Input:
-------
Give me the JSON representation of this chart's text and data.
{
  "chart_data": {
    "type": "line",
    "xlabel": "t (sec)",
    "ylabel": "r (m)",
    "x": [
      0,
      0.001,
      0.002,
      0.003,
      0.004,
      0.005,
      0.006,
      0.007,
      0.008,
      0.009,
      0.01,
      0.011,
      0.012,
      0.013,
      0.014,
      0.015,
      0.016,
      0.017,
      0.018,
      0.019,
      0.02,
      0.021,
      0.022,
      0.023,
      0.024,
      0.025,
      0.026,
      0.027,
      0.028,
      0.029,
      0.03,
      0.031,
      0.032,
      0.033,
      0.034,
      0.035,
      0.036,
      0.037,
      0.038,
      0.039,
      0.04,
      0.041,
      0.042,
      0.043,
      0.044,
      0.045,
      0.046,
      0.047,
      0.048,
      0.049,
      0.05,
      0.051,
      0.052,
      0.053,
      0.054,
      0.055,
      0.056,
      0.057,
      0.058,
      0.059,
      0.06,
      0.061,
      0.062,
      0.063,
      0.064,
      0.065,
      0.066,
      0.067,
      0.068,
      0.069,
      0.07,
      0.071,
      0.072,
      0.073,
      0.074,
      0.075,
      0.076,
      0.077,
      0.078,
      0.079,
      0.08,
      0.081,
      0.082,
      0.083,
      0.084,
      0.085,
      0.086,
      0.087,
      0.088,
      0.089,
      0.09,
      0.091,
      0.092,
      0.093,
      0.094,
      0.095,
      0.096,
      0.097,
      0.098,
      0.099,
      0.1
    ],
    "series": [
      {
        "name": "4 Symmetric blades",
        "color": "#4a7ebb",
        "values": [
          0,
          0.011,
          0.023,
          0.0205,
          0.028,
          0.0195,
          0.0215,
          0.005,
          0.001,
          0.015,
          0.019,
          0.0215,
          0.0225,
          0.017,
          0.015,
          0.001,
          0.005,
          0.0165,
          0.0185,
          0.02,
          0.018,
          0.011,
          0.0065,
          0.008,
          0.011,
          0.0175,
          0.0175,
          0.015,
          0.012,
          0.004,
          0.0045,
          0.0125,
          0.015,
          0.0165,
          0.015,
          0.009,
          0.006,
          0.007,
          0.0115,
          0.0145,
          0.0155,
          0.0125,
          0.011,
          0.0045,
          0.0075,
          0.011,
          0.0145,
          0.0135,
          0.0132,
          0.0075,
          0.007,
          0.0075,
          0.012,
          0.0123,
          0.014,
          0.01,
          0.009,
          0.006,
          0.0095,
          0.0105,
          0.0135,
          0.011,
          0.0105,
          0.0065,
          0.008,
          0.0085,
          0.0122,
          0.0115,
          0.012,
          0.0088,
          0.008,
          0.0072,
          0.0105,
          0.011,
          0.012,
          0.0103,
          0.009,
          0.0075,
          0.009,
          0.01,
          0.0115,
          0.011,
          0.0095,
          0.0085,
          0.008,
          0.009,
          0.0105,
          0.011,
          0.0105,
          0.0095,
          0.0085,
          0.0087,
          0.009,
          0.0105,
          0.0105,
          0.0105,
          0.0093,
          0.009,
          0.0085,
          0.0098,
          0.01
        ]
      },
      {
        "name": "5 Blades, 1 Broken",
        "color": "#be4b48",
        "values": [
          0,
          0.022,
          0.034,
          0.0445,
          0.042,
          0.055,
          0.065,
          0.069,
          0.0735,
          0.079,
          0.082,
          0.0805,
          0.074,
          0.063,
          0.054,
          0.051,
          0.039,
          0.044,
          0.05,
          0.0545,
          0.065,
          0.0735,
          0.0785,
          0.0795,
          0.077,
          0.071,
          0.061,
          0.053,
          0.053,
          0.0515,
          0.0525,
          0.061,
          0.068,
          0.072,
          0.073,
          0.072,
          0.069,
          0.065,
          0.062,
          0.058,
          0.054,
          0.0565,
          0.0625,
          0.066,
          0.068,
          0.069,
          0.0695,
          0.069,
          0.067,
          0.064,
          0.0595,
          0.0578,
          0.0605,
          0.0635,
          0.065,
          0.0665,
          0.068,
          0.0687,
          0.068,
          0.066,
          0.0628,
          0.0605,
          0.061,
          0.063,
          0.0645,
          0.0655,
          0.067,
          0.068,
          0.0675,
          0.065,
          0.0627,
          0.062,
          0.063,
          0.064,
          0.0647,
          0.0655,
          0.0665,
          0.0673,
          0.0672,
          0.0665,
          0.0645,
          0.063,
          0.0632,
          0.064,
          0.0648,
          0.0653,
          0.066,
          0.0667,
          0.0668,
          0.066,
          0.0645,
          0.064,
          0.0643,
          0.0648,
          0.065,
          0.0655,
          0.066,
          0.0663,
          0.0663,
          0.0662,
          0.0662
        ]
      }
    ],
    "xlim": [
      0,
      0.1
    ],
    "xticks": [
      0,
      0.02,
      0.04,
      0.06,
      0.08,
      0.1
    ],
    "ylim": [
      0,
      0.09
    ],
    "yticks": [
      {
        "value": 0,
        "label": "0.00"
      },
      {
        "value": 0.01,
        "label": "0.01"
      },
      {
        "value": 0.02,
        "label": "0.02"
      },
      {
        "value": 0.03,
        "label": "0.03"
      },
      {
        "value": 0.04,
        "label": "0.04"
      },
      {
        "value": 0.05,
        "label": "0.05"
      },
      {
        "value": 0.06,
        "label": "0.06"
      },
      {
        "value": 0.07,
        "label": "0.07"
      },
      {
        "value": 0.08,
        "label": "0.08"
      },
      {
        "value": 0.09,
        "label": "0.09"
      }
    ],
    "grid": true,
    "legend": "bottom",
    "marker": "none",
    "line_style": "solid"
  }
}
-------
Objective: Repeat every line of the records above exactly.

Result below:
Give me the JSON representation of this chart's text and data.
{
  "chart_data": {
    "type": "line",
    "xlabel": "t (sec)",
    "ylabel": "r (m)",
    "x": [
      0,
      0.001,
      0.002,
      0.003,
      0.004,
      0.005,
      0.006,
      0.007,
      0.008,
      0.009,
      0.01,
      0.011,
      0.012,
      0.013,
      0.014,
      0.015,
      0.016,
      0.017,
      0.018,
      0.019,
      0.02,
      0.021,
      0.022,
      0.023,
      0.024,
      0.025,
      0.026,
      0.027,
      0.028,
      0.029,
      0.03,
      0.031,
      0.032,
      0.033,
      0.034,
      0.035,
      0.036,
      0.037,
      0.038,
      0.039,
      0.04,
      0.041,
      0.042,
      0.043,
      0.044,
      0.045,
      0.046,
      0.047,
      0.048,
      0.049,
      0.05,
      0.051,
      0.052,
      0.053,
      0.054,
      0.055,
      0.056,
      0.057,
      0.058,
      0.059,
      0.06,
      0.061,
      0.062,
      0.063,
      0.064,
      0.065,
      0.066,
      0.067,
      0.068,
      0.069,
      0.07,
      0.071,
      0.072,
      0.073,
      0.074,
      0.075,
      0.076,
      0.077,
      0.078,
      0.079,
      0.08,
      0.081,
      0.082,
      0.083,
      0.084,
      0.085,
      0.086,
      0.087,
      0.088,
      0.089,
      0.09,
      0.091,
      0.092,
      0.093,
      0.094,
      0.095,
      0.096,
      0.097,
      0.098,
      0.099,
      0.1
    ],
    "series": [
      {
        "name": "4 Symmetric blades",
        "color": "#4a7ebb",
        "values": [
          0,
          0.011,
          0.023,
          0.0205,
          0.028,
          0.0195,
          0.0215,
          0.005,
          0.001,
          0.015,
          0.019,
          0.0215,
          0.0225,
          0.017,
          0.015,
          0.001,
          0.005,
          0.0165,
          0.0185,
          0.02,
          0.018,
          0.011,
          0.0065,
          0.008,
          0.011,
          0.0175,
          0.0175,
          0.015,
          0.012,
          0.004,
          0.0045,
          0.0125,
          0.015,
          0.0165,
          0.015,
          0.009,
          0.006,
          0.007,
          0.0115,
          0.0145,
          0.0155,
          0.0125,
          0.011,
          0.0045,
          0.0075,
          0.011,
          0.0145,
          0.0135,
          0.0132,
          0.0075,
          0.007,
          0.0075,
          0.012,
          0.0123,
          0.014,
          0.01,
          0.009,
          0.006,
          0.0095,
          0.0105,
          0.0135,
          0.011,
          0.0105,
          0.0065,
          0.008,
          0.0085,
          0.0122,
          0.0115,
          0.012,
          0.0088,
          0.008,
          0.0072,
          0.0105,
          0.011,
          0.012,
          0.0103,
          0.009,
          0.0075,
          0.009,
          0.01,
          0.0115,
          0.011,
          0.0095,
          0.0085,
          0.008,
          0.009,
          0.0105,
          0.011,
          0.0105,
          0.0095,
          0.0085,
          0.0087,
          0.009,
          0.0105,
          0.0105,
          0.0105,
          0.0093,
          0.009,
          0.0085,
          0.0098,
          0.01
        ]
      },
      {
        "name": "5 Blades, 1 Broken",
        "color": "#be4b48",
        "values": [
          0,
          0.022,
          0.034,
          0.0445,
          0.042,
          0.055,
          0.065,
          0.069,
          0.0735,
          0.079,
          0.082,
          0.0805,
          0.074,
          0.063,
          0.054,
          0.051,
          0.039,
          0.044,
          0.05,
          0.0545,
          0.065,
          0.0735,
          0.0785,
          0.0795,
          0.077,
          0.071,
          0.061,
          0.053,
          0.053,
          0.0515,
          0.0525,
          0.061,
          0.068,
          0.072,
          0.073,
          0.072,
          0.069,
          0.065,
          0.062,
          0.058,
          0.054,
          0.0565,
          0.0625,
          0.066,
          0.068,
          0.069,
          0.0695,
          0.069,
          0.067,
          0.064,
          0.0595,
          0.0578,
          0.0605,
          0.0635,
          0.065,
          0.0665,
          0.068,
          0.0687,
          0.068,
          0.066,
          0.0628,
          0.0605,
          0.061,
          0.063,
          0.0645,
          0.0655,
          0.067,
          0.068,
          0.0675,
          0.065,
          0.0627,
          0.062,
          0.063,
          0.064,
          0.0647,
          0.0655,
          0.0665,
          0.0673,
          0.0672,
          0.0665,
          0.0645,
          0.063,
          0.0632,
          0.064,
          0.0648,
          0.0653,
          0.066,
          0.0667,
          0.0668,
          0.066,
          0.0645,
          0.064,
          0.0643,
          0.0648,
          0.065,
          0.0655,
          0.066,
          0.0663,
          0.0663,
          0.0662,
          0.0662
        ]
      }
    ],
    "xlim": [
      0,
      0.1
    ],
    "xticks": [
      0,
      0.02,
      0.04,
      0.06,
      0.08,
      0.1
    ],
    "ylim": [
      0,
      0.09
    ],
    "yticks": [
      {
        "value": 0,
        "label": "0.00"
      },
      {
        "value": 0.01,
        "label": "0.01"
      },
      {
        "value": 0.02,
        "label": "0.02"
      },
      {
        "value": 0.03,
        "label": "0.03"
      },
      {
        "value": 0.04,
        "label": "0.04"
      },
      {
        "value": 0.05,
        "label": "0.05"
      },
      {
        "value": 0.06,
        "label": "0.06"
      },
      {
        "value": 0.07,
        "label": "0.07"
      },
      {
        "value": 0.08,
        "label": "0.08"
      },
      {
        "value": 0.09,
        "label": "0.09"
      }
    ],
    "grid": true,
    "legend": "bottom",
    "marker": "none",
    "line_style": "solid"
  }
}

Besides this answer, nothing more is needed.